» **Selected text**
════════════════════

This project provides code to pretrain a GPT based table language model to model the language of the scientific table cell contents at character level. It is based on nanoGPT codebase.
- Linux
- Python 3.9+
Create a Python virtual environment
python3 -m venv ~/table_lm_venv
Install the requirements to your newly created environment
source ~/table_lm__env/bin/activate
cd $HOME/table_lm
pip install torch numpy transformers datasets tiktoken wandb tqdm
The raw data for this model is assumed in the following JSON format (one file per table)
{
"headers": [
{"columns" : [{"content" : "<content>", "colspan" : 1},
{"content" : "<content>", "colspan" : 1}]
},
{"columns" : [{"content" : "<content>", "colspan" : 1},
{"content" : "<content>", "colspan" : 1}]
}
],
"rows" : [
{
{"content": "<cell-content>", "colspan" : 1},
{"content": "<cell-content>", "colspan" : 1}
},
{
{"content": "<cell-content>", "colspan" : 1},
{"content": "<cell-content>", "colspan" : 1}
}
]
}
The data preparation is done in two stages. First, training and validation intermediate files (one cell content per line) is generated via the script pretrain_data_prep.py
python pretrain_data_prep.py -i <JSON-table-files-directory> -o <training/validation-output-directory>
The second step maps characters to int, prepares the vocabulary metadata and creates encoded training and validation files.
First create the vocabulary
python data/table_llm_char/prepare.py -c vocab -i <input-text-corpus-file> -od <output-dir>
Then encode the training and validation text files generated in the first step. The script assumes the validation text corpus file is in the same directory as the training text corpus file.
python data/table_llm_char/prepare.py -c encode -i <train-text-corpus-file> -od <output-dir>
Make sure you have a GPU with at least 16GB RAM. The script assumes that the train.bin
, val.bin
and meta.pkl
files generated in the second step of data preparation are stored under data/table_llm_char/
directory.

════════════════════

» **Exercise aim**
List every Python package that the pip install command in the text installs. Rely only on the text above.

════════════════════

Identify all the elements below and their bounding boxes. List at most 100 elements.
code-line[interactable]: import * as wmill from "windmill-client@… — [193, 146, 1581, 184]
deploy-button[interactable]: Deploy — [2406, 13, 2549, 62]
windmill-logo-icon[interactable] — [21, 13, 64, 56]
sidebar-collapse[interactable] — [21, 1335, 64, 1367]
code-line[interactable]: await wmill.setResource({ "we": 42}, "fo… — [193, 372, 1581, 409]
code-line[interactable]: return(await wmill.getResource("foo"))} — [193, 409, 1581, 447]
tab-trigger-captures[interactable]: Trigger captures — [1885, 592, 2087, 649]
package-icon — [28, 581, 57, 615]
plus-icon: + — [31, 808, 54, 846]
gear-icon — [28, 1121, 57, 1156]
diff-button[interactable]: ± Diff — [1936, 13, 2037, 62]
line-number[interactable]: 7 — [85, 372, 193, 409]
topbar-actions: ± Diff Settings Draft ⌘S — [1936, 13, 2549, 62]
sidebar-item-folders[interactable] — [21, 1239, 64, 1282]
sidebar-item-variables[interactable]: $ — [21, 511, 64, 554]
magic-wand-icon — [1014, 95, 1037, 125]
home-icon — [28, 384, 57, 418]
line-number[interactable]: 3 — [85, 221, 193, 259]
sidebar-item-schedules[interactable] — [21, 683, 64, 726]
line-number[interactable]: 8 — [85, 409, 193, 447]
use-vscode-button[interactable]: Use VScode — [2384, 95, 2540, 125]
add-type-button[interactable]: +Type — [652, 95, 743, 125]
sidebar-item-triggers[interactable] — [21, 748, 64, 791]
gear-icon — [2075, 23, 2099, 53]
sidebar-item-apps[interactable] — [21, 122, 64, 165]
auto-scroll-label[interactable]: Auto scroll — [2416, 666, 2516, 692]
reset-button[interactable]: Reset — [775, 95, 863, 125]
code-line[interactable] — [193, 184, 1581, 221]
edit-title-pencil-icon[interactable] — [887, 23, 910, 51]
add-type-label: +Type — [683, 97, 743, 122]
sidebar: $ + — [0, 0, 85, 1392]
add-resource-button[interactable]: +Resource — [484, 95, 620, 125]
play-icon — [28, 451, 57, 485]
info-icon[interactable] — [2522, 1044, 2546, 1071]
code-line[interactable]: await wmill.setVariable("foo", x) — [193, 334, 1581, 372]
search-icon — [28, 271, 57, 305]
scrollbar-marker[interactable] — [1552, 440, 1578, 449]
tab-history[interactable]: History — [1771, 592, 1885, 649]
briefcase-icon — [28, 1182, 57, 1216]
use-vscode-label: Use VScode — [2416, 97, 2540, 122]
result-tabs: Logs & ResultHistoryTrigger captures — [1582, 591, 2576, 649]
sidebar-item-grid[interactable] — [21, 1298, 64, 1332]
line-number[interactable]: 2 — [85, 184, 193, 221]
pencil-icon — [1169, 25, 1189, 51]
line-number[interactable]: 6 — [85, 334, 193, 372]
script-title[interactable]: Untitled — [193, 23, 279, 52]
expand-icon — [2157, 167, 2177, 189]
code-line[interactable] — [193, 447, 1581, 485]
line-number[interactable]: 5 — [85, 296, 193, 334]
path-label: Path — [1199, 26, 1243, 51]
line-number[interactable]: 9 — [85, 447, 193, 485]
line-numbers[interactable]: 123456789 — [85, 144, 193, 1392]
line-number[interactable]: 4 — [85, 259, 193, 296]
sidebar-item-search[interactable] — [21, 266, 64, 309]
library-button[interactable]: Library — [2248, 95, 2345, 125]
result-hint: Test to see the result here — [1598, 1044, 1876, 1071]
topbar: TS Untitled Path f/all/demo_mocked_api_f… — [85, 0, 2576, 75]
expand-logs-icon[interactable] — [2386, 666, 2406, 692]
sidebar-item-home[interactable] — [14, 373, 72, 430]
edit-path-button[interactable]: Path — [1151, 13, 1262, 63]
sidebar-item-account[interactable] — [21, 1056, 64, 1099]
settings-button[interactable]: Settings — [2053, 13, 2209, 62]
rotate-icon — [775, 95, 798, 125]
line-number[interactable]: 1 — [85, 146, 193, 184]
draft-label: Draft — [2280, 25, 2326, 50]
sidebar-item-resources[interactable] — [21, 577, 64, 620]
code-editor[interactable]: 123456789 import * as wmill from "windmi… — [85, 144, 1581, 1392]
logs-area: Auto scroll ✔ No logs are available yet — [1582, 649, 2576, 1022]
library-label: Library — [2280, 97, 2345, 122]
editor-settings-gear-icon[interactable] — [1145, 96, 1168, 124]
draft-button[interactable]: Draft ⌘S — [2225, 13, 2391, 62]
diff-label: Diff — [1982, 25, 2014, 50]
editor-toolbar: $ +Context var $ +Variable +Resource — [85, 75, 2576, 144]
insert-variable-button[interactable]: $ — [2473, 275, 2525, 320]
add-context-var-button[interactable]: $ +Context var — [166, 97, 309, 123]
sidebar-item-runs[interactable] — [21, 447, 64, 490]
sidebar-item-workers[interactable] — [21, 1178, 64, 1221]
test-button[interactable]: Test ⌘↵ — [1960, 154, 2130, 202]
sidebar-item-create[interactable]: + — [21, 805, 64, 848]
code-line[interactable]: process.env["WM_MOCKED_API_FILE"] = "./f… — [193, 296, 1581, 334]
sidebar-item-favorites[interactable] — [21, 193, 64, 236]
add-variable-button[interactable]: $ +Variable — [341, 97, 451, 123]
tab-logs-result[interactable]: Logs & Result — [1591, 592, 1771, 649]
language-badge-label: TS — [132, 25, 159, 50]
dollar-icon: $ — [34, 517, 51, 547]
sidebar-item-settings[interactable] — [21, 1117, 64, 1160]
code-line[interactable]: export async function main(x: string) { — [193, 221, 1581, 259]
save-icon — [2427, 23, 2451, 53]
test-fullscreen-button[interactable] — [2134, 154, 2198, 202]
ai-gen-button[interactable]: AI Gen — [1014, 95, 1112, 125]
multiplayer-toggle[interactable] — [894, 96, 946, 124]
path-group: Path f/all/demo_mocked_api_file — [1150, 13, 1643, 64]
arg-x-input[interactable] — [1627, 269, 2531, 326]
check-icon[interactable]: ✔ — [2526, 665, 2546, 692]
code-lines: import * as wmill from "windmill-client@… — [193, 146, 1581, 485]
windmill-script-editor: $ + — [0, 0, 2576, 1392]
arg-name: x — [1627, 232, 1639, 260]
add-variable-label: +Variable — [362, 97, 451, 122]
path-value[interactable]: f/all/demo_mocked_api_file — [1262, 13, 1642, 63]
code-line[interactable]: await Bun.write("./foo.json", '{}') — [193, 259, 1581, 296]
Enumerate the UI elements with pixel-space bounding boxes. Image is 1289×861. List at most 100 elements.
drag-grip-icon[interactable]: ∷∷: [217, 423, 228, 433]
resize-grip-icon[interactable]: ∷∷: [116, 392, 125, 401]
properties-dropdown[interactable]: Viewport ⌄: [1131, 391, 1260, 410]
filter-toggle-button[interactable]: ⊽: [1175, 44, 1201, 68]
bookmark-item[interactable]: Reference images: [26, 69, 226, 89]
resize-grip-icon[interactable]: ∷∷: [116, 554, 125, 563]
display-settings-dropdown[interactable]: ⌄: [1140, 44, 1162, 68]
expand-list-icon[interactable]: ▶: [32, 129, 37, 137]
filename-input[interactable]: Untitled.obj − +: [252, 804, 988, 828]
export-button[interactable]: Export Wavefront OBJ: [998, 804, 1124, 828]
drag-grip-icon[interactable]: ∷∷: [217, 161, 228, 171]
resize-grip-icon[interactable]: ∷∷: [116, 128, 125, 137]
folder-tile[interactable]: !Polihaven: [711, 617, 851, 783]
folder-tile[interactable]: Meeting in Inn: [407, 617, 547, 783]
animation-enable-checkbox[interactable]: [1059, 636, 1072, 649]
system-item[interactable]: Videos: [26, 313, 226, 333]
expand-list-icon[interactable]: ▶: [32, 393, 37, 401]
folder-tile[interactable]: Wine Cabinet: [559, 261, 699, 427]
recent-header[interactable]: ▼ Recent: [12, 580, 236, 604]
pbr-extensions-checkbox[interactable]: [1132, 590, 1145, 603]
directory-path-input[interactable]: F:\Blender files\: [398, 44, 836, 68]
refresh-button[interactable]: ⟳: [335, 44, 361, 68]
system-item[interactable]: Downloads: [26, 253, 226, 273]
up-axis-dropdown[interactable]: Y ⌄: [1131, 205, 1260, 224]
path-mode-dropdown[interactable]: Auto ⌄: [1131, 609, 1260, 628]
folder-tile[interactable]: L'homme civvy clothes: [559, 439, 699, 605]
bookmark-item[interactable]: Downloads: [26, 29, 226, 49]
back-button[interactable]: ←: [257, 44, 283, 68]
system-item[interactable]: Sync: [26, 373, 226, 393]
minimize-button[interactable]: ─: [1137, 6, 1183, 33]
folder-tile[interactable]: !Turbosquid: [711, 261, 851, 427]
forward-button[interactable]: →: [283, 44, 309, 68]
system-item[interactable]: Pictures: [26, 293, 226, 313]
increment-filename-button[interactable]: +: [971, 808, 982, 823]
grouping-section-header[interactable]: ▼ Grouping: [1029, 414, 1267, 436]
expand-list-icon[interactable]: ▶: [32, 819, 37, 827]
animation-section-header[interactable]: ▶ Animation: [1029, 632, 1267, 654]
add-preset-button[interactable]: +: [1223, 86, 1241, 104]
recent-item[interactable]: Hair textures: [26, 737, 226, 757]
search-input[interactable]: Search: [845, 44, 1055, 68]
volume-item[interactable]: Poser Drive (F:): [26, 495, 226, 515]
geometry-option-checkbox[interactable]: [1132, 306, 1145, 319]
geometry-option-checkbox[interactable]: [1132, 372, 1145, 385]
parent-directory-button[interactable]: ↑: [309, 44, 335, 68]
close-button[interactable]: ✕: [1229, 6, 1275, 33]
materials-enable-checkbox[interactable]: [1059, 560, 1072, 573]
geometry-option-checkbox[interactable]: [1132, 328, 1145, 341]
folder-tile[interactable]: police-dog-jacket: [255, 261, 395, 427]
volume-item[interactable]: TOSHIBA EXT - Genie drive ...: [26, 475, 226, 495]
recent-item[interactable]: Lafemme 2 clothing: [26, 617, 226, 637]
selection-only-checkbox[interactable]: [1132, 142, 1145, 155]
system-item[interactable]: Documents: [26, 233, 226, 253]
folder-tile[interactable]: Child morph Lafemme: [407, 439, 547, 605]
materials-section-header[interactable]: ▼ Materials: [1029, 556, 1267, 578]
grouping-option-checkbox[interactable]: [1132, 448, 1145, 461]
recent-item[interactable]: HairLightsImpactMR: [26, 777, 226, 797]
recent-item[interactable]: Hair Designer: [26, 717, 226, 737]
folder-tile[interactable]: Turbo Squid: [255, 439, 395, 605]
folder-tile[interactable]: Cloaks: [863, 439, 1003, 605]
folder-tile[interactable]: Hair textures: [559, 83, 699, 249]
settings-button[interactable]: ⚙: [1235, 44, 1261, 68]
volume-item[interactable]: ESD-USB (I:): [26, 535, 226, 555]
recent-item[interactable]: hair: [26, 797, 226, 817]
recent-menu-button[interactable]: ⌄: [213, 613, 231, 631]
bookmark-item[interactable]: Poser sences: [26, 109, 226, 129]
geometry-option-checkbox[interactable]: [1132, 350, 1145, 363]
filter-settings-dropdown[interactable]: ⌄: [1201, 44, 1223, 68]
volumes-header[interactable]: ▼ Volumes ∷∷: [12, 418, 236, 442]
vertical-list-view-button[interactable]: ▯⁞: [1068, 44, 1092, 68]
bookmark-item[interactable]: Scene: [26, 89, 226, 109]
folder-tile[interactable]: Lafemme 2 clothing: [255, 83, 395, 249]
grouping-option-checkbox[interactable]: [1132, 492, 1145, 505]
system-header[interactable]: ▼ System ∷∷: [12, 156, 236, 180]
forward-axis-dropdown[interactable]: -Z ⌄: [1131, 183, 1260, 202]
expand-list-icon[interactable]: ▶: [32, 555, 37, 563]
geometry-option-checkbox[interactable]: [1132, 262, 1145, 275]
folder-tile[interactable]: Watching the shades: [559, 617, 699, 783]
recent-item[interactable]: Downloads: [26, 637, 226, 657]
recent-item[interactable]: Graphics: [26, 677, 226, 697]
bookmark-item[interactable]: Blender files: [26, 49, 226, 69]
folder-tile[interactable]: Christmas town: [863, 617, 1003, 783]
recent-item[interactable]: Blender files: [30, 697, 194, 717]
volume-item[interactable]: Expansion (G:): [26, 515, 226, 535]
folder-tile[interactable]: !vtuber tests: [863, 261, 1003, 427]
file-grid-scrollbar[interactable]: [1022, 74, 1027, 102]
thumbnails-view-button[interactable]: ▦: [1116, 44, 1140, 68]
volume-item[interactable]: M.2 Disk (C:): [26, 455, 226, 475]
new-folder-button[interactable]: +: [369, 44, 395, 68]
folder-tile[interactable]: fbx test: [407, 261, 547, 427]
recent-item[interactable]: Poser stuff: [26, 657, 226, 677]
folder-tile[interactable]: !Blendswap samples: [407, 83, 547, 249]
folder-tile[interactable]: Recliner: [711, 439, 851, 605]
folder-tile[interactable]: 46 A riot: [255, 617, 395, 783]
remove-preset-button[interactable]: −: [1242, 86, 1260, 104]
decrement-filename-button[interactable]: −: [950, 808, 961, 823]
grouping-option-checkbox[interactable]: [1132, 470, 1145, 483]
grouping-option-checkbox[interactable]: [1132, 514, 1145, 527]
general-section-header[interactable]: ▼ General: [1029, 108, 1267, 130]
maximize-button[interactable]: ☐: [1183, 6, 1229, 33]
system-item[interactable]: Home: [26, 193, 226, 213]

════════════════════

» **Solution to the problem**
torch
numpy
transformers
datasets
tiktoken
wandb
tqdm